> [PROBLEM STATEMENT]
In the entries that follow, how many lines contain "Density"? Answer with the number only.

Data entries

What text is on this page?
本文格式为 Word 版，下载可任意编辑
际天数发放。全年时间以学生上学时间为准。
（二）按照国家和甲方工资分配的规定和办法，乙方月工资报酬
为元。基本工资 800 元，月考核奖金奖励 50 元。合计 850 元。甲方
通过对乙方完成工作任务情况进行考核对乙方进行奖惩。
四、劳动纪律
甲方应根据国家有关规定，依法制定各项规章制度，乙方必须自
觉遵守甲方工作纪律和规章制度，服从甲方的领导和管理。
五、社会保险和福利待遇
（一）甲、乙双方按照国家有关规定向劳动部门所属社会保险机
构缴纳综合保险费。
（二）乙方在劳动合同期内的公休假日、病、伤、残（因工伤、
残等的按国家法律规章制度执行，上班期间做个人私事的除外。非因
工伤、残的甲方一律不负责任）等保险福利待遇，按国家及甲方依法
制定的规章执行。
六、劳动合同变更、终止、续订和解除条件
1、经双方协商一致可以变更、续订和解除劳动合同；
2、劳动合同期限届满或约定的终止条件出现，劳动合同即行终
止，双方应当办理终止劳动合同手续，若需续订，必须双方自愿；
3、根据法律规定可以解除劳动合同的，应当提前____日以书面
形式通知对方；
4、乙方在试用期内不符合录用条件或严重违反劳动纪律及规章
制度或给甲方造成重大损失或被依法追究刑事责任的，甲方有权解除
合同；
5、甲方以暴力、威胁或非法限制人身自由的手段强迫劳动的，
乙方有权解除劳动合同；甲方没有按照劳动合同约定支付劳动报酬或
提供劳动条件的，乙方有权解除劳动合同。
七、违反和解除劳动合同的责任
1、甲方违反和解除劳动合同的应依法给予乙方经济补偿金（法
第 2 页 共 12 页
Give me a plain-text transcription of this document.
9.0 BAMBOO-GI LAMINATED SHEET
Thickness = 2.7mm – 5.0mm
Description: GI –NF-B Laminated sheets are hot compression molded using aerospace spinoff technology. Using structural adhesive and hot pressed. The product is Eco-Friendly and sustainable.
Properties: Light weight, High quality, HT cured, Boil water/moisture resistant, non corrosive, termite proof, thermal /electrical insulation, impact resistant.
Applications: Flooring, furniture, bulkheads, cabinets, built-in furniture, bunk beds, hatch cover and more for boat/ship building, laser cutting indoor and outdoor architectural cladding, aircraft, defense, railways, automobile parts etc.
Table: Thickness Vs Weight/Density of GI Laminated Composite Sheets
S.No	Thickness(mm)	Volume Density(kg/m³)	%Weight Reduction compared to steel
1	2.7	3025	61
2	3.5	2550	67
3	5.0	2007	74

> [THE RESPONSE]
2